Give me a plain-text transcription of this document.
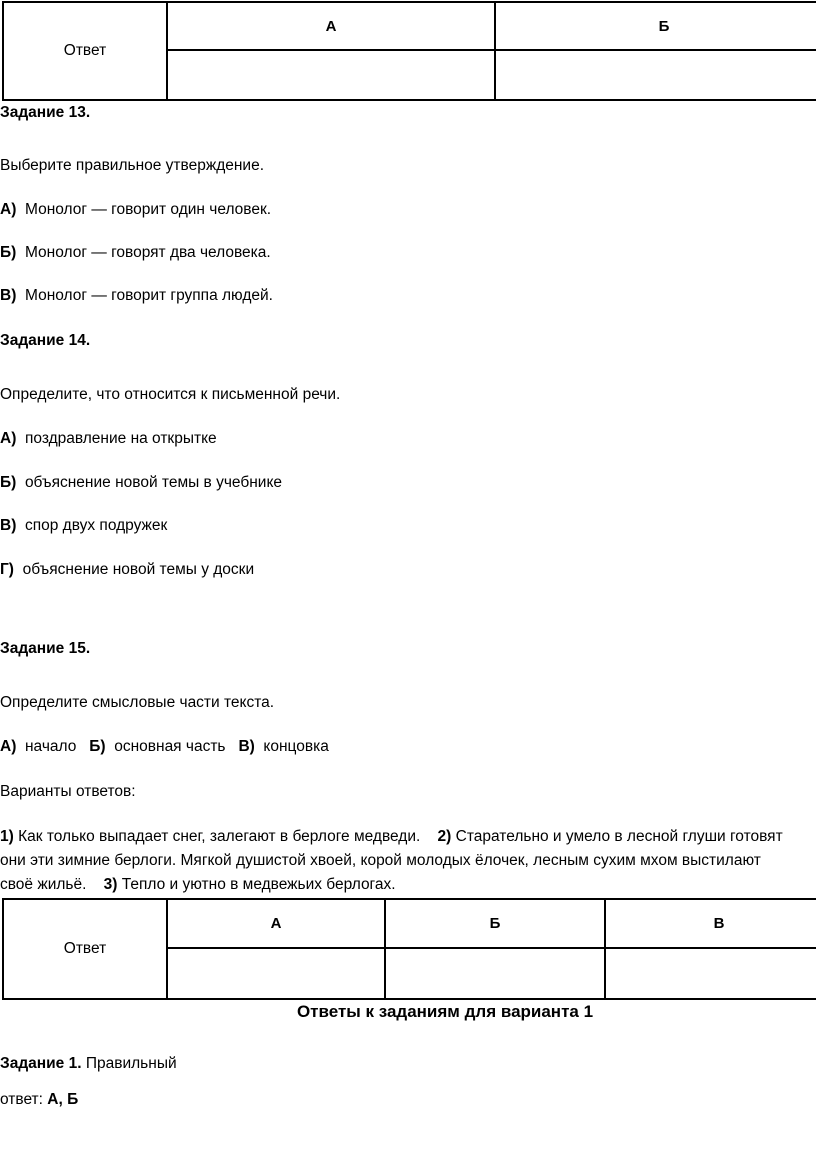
Ответ	А	Б

Задание 13.
Выберите правильное утверждение.
А) Монолог — говорит один человек.
Б) Монолог — говорят два человека.
В) Монолог — говорит группа людей.
Задание 14.
Определите, что относится к письменной речи.
А) поздравление на открытке
Б) объяснение новой темы в учебнике
В) спор двух подружек
Г) объяснение новой темы у доски
Задание 15.
Определите смысловые части текста.
А) начало Б) основная часть В) концовка
Варианты ответов:
1) Как только выпадает снег, залегают в берлоге медведи. 2) Старательно и умело в лесной глуши готовят
они эти зимние берлоги. Мягкой душистой хвоей, корой молодых ёлочек, лесным сухим мхом выстилают
своё жильё. 3) Тепло и уютно в медвежьих берлогах.
Ответ	А	Б	В

Ответы к заданиям для варианта 1
Задание 1. Правильный
ответ: А, Б
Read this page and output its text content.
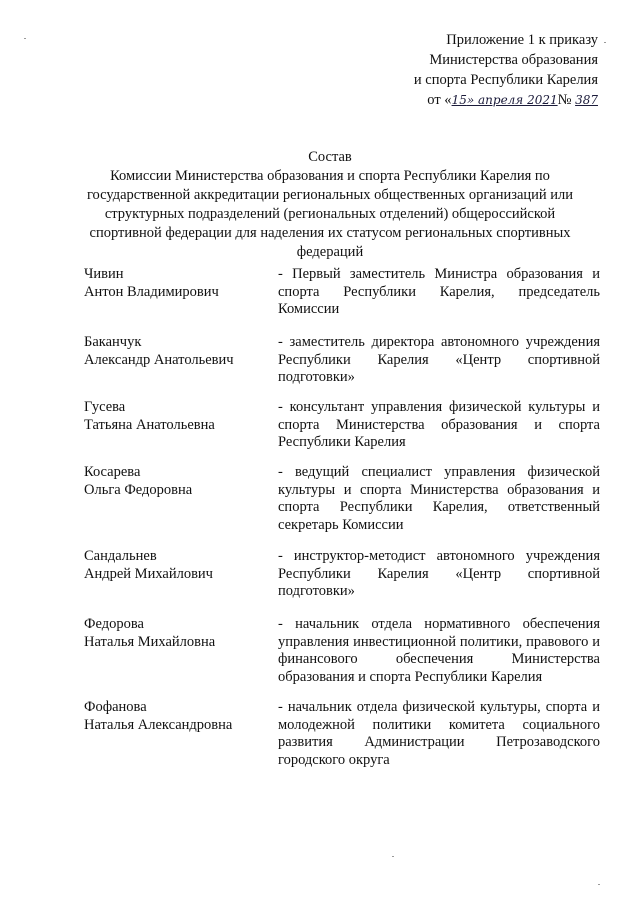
Приложение 1 к приказу
Министерства образования
и спорта Республики Карелия
от «15» апреля 2021№ 387
Состав
Комиссии Министерства образования и спорта Республики Карелия по государственной аккредитации региональных общественных организаций или структурных подразделений (региональных отделений) общероссийской спортивной федерации для наделения их статусом региональных спортивных федераций
Чивин
Антон Владимирович
- Первый заместитель Министра образования и спорта Республики Карелия, председатель Комиссии
Баканчук
Александр Анатольевич
- заместитель директора автономного учреждения Республики Карелия «Центр спортивной подготовки»
Гусева
Татьяна Анатольевна
- консультант управления физической культуры и спорта Министерства образования и спорта Республики Карелия
Косарева
Ольга Федоровна
- ведущий специалист управления физической культуры и спорта Министерства образования и спорта Республики Карелия, ответственный секретарь Комиссии
Сандальнев
Андрей Михайлович
- инструктор-методист автономного учреждения Республики Карелия «Центр спортивной подготовки»
Федорова
Наталья Михайловна
- начальник отдела нормативного обеспечения управления инвестиционной политики, правового и финансового обеспечения Министерства образования и спорта Республики Карелия
Фофанова
Наталья Александровна
- начальник отдела физической культуры, спорта и молодежной политики комитета социального развития Администрации Петрозаводского городского округа
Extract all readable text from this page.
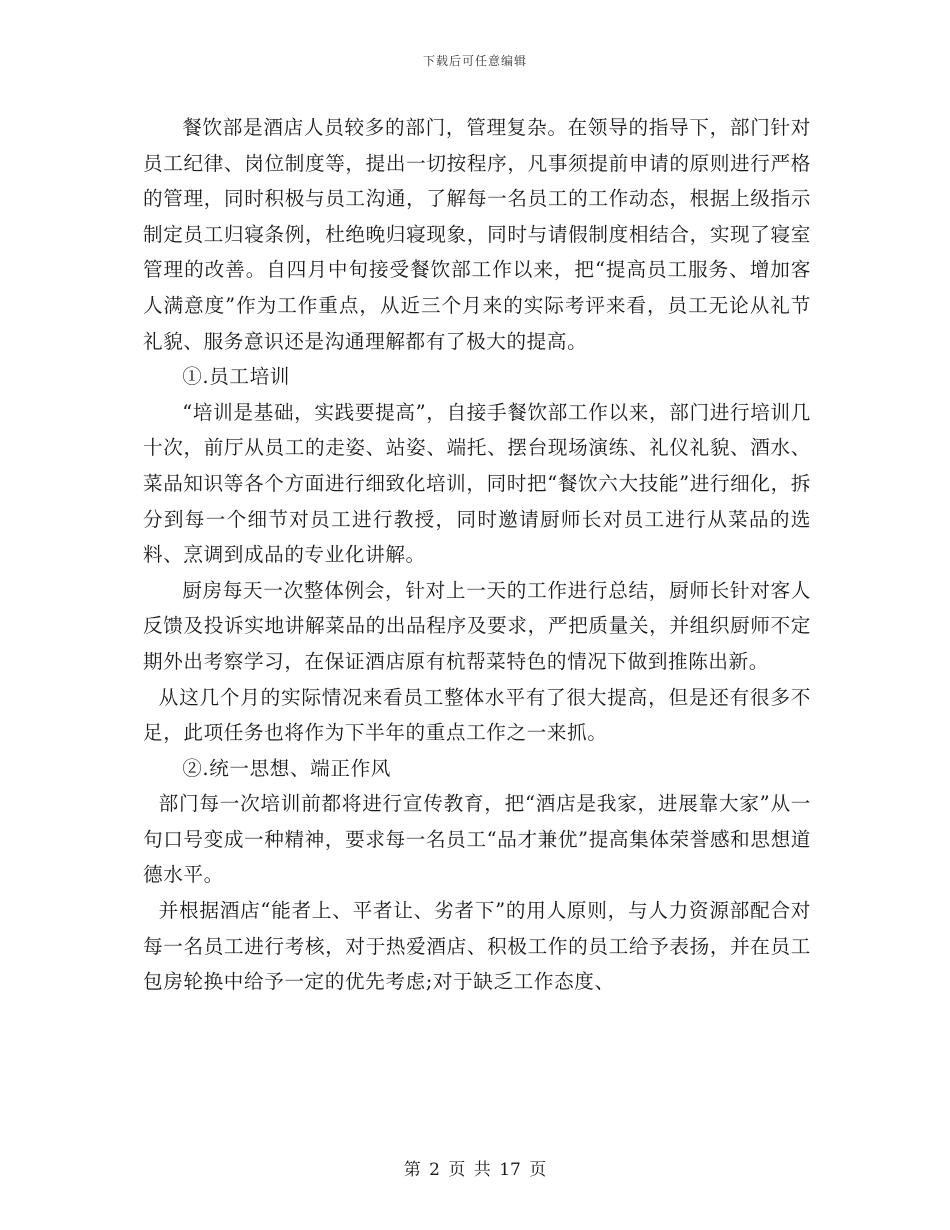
下载后可任意编辑

餐饮部是酒店人员较多的部门，管理复杂。在领导的指导下，部门针对员工纪律、岗位制度等，提出一切按程序，凡事须提前申请的原则进行严格的管理，同时积极与员工沟通，了解每一名员工的工作动态，根据上级指示制定员工归寝条例，杜绝晚归寝现象，同时与请假制度相结合，实现了寝室管理的改善。自四月中旬接受餐饮部工作以来，把“提高员工服务、增加客人满意度”作为工作重点，从近三个月来的实际考评来看，员工无论从礼节礼貌、服务意识还是沟通理解都有了极大的提高。

①.员工培训

“培训是基础，实践要提高”，自接手餐饮部工作以来，部门进行培训几十次，前厅从员工的走姿、站姿、端托、摆台现场演练、礼仪礼貌、酒水、菜品知识等各个方面进行细致化培训，同时把“餐饮六大技能”进行细化，拆分到每一个细节对员工进行教授，同时邀请厨师长对员工进行从菜品的选料、烹调到成品的专业化讲解。

厨房每天一次整体例会，针对上一天的工作进行总结，厨师长针对客人反馈及投诉实地讲解菜品的出品程序及要求，严把质量关，并组织厨师不定期外出考察学习，在保证酒店原有杭帮菜特色的情况下做到推陈出新。

从这几个月的实际情况来看员工整体水平有了很大提高，但是还有很多不足，此项任务也将作为下半年的重点工作之一来抓。

②.统一思想、端正作风

部门每一次培训前都将进行宣传教育，把“酒店是我家，进展靠大家”从一句口号变成一种精神，要求每一名员工“品才兼优”提高集体荣誉感和思想道德水平。

并根据酒店“能者上、平者让、劣者下”的用人原则，与人力资源部配合对每一名员工进行考核，对于热爱酒店、积极工作的员工给予表扬，并在员工包房轮换中给予一定的优先考虑;对于缺乏工作态度、

第 2 页 共 17 页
========================================================================
Exercise objective >>
Every record is to be reproduced exactly, with no pictures included.

Solution for this exercise >>
Give me a plain-text transcription of this document.
Ответ	А	Б

Задание 13.
Выберите правильное утверждение.
А) Монолог — говорит один человек.
Б) Монолог — говорят два человека.
В) Монолог — говорит группа людей.
Задание 14.
Определите, что относится к письменной речи.
А) поздравление на открытке
Б) объяснение новой темы в учебнике
В) спор двух подружек
Г) объяснение новой темы у доски
Задание 15.
Определите смысловые части текста.
А) начало Б) основная часть В) концовка
Варианты ответов:
1) Как только выпадает снег, залегают в берлоге медведи. 2) Старательно и умело в лесной глуши готовят
они эти зимние берлоги. Мягкой душистой хвоей, корой молодых ёлочек, лесным сухим мхом выстилают
своё жильё. 3) Тепло и уютно в медвежьих берлогах.
Ответ	А	Б	В

Ответы к заданиям для варианта 1
Задание 1. Правильный
ответ: А, Б
Read this page and output its text content.
Приложение 1 к приказу
Министерства образования
и спорта Республики Карелия
от «15» апреля 2021№ 387
Состав
Комиссии Министерства образования и спорта Республики Карелия по государственной аккредитации региональных общественных организаций или структурных подразделений (региональных отделений) общероссийской спортивной федерации для наделения их статусом региональных спортивных федераций
Чивин
Антон Владимирович
- Первый заместитель Министра образования и спорта Республики Карелия, председатель Комиссии
Баканчук
Александр Анатольевич
- заместитель директора автономного учреждения Республики Карелия «Центр спортивной подготовки»
Гусева
Татьяна Анатольевна
- консультант управления физической культуры и спорта Министерства образования и спорта Республики Карелия
Косарева
Ольга Федоровна
- ведущий специалист управления физической культуры и спорта Министерства образования и спорта Республики Карелия, ответственный секретарь Комиссии
Сандальнев
Андрей Михайлович
- инструктор-методист автономного учреждения Республики Карелия «Центр спортивной подготовки»
Федорова
Наталья Михайловна
- начальник отдела нормативного обеспечения управления инвестиционной политики, правового и финансового обеспечения Министерства образования и спорта Республики Карелия
Фофанова
Наталья Александровна
- начальник отдела физической культуры, спорта и молодежной политики комитета социального развития Администрации Петрозаводского городского округа
Extract all readable text from this page.
下载后可任意编辑

餐饮部是酒店人员较多的部门，管理复杂。在领导的指导下，部门针对员工纪律、岗位制度等，提出一切按程序，凡事须提前申请的原则进行严格的管理，同时积极与员工沟通，了解每一名员工的工作动态，根据上级指示制定员工归寝条例，杜绝晚归寝现象，同时与请假制度相结合，实现了寝室管理的改善。自四月中旬接受餐饮部工作以来，把“提高员工服务、增加客人满意度”作为工作重点，从近三个月来的实际考评来看，员工无论从礼节礼貌、服务意识还是沟通理解都有了极大的提高。

①.员工培训

“培训是基础，实践要提高”，自接手餐饮部工作以来，部门进行培训几十次，前厅从员工的走姿、站姿、端托、摆台现场演练、礼仪礼貌、酒水、菜品知识等各个方面进行细致化培训，同时把“餐饮六大技能”进行细化，拆分到每一个细节对员工进行教授，同时邀请厨师长对员工进行从菜品的选料、烹调到成品的专业化讲解。

厨房每天一次整体例会，针对上一天的工作进行总结，厨师长针对客人反馈及投诉实地讲解菜品的出品程序及要求，严把质量关，并组织厨师不定期外出考察学习，在保证酒店原有杭帮菜特色的情况下做到推陈出新。

从这几个月的实际情况来看员工整体水平有了很大提高，但是还有很多不足，此项任务也将作为下半年的重点工作之一来抓。

②.统一思想、端正作风

部门每一次培训前都将进行宣传教育，把“酒店是我家，进展靠大家”从一句口号变成一种精神，要求每一名员工“品才兼优”提高集体荣誉感和思想道德水平。

并根据酒店“能者上、平者让、劣者下”的用人原则，与人力资源部配合对每一名员工进行考核，对于热爱酒店、积极工作的员工给予表扬，并在员工包房轮换中给予一定的优先考虑;对于缺乏工作态度、

第 2 页 共 17 页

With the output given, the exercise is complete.